* Start *

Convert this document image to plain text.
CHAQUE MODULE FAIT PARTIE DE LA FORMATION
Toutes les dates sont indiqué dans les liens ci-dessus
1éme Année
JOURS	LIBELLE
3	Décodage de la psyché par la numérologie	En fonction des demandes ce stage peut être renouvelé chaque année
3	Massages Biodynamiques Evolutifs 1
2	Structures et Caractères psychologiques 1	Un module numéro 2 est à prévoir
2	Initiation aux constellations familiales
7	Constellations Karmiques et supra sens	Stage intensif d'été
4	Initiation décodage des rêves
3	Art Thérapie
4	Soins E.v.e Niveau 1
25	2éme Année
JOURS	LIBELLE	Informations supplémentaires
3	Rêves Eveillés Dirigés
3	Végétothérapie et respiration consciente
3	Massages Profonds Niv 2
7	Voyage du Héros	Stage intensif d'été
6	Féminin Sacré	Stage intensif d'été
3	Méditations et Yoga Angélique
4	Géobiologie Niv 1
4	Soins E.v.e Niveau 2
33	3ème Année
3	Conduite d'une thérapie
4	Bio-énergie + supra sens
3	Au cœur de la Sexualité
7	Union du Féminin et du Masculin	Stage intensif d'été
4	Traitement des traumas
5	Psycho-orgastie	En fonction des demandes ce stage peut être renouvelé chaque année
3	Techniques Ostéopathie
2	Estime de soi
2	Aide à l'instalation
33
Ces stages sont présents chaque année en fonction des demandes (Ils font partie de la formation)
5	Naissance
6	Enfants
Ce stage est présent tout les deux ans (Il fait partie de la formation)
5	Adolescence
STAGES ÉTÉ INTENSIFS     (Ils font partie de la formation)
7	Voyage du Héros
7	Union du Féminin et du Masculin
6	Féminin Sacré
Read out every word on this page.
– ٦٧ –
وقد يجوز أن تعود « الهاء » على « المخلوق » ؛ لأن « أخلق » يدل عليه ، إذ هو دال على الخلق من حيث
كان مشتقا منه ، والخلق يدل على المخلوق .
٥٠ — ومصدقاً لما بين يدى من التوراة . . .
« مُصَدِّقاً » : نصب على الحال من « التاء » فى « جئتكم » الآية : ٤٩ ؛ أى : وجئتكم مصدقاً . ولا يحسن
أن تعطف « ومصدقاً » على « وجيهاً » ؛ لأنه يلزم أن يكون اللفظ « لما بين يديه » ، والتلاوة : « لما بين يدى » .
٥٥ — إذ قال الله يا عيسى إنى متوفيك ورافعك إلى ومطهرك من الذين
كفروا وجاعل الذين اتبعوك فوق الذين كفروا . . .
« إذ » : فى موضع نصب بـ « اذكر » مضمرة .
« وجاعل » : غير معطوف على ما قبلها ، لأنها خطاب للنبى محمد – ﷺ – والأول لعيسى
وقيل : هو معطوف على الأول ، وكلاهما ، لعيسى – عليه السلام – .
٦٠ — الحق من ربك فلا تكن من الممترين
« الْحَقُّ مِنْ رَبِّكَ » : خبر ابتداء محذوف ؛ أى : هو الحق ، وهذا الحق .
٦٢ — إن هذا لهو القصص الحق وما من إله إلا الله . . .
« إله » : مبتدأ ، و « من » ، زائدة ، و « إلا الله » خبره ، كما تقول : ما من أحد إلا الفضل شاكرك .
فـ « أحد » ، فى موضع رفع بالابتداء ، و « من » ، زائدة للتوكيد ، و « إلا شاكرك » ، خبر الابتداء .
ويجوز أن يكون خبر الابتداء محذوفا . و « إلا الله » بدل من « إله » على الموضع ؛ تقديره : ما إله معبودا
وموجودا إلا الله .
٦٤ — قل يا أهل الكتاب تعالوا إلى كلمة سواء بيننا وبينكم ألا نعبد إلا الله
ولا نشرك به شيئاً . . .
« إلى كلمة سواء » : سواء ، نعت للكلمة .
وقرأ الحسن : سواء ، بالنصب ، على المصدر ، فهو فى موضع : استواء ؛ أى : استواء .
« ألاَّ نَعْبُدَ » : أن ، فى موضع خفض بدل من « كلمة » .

* End *

#### [What is expected]
Repeat the records above exactly, from the first line to the last.

#### [Correct result]
Convert this document image to plain text.
CHAQUE MODULE FAIT PARTIE DE LA FORMATION
Toutes les dates sont indiqué dans les liens ci-dessus
1éme Année
JOURS	LIBELLE
3	Décodage de la psyché par la numérologie	En fonction des demandes ce stage peut être renouvelé chaque année
3	Massages Biodynamiques Evolutifs 1
2	Structures et Caractères psychologiques 1	Un module numéro 2 est à prévoir
2	Initiation aux constellations familiales
7	Constellations Karmiques et supra sens	Stage intensif d'été
4	Initiation décodage des rêves
3	Art Thérapie
4	Soins E.v.e Niveau 1
25	2éme Année
JOURS	LIBELLE	Informations supplémentaires
3	Rêves Eveillés Dirigés
3	Végétothérapie et respiration consciente
3	Massages Profonds Niv 2
7	Voyage du Héros	Stage intensif d'été
6	Féminin Sacré	Stage intensif d'été
3	Méditations et Yoga Angélique
4	Géobiologie Niv 1
4	Soins E.v.e Niveau 2
33	3ème Année
3	Conduite d'une thérapie
4	Bio-énergie + supra sens
3	Au cœur de la Sexualité
7	Union du Féminin et du Masculin	Stage intensif d'été
4	Traitement des traumas
5	Psycho-orgastie	En fonction des demandes ce stage peut être renouvelé chaque année
3	Techniques Ostéopathie
2	Estime de soi
2	Aide à l'instalation
33
Ces stages sont présents chaque année en fonction des demandes (Ils font partie de la formation)
5	Naissance
6	Enfants
Ce stage est présent tout les deux ans (Il fait partie de la formation)
5	Adolescence
STAGES ÉTÉ INTENSIFS     (Ils font partie de la formation)
7	Voyage du Héros
7	Union du Féminin et du Masculin
6	Féminin Sacré
Read out every word on this page.
– ٦٧ –
وقد يجوز أن تعود « الهاء » على « المخلوق » ؛ لأن « أخلق » يدل عليه ، إذ هو دال على الخلق من حيث
كان مشتقا منه ، والخلق يدل على المخلوق .
٥٠ — ومصدقاً لما بين يدى من التوراة . . .
« مُصَدِّقاً » : نصب على الحال من « التاء » فى « جئتكم » الآية : ٤٩ ؛ أى : وجئتكم مصدقاً . ولا يحسن
أن تعطف « ومصدقاً » على « وجيهاً » ؛ لأنه يلزم أن يكون اللفظ « لما بين يديه » ، والتلاوة : « لما بين يدى » .
٥٥ — إذ قال الله يا عيسى إنى متوفيك ورافعك إلى ومطهرك من الذين
كفروا وجاعل الذين اتبعوك فوق الذين كفروا . . .
« إذ » : فى موضع نصب بـ « اذكر » مضمرة .
« وجاعل » : غير معطوف على ما قبلها ، لأنها خطاب للنبى محمد – ﷺ – والأول لعيسى
وقيل : هو معطوف على الأول ، وكلاهما ، لعيسى – عليه السلام – .
٦٠ — الحق من ربك فلا تكن من الممترين
« الْحَقُّ مِنْ رَبِّكَ » : خبر ابتداء محذوف ؛ أى : هو الحق ، وهذا الحق .
٦٢ — إن هذا لهو القصص الحق وما من إله إلا الله . . .
« إله » : مبتدأ ، و « من » ، زائدة ، و « إلا الله » خبره ، كما تقول : ما من أحد إلا الفضل شاكرك .
فـ « أحد » ، فى موضع رفع بالابتداء ، و « من » ، زائدة للتوكيد ، و « إلا شاكرك » ، خبر الابتداء .
ويجوز أن يكون خبر الابتداء محذوفا . و « إلا الله » بدل من « إله » على الموضع ؛ تقديره : ما إله معبودا
وموجودا إلا الله .
٦٤ — قل يا أهل الكتاب تعالوا إلى كلمة سواء بيننا وبينكم ألا نعبد إلا الله
ولا نشرك به شيئاً . . .
« إلى كلمة سواء » : سواء ، نعت للكلمة .
وقرأ الحسن : سواء ، بالنصب ، على المصدر ، فهو فى موضع : استواء ؛ أى : استواء .
« ألاَّ نَعْبُدَ » : أن ، فى موضع خفض بدل من « كلمة » .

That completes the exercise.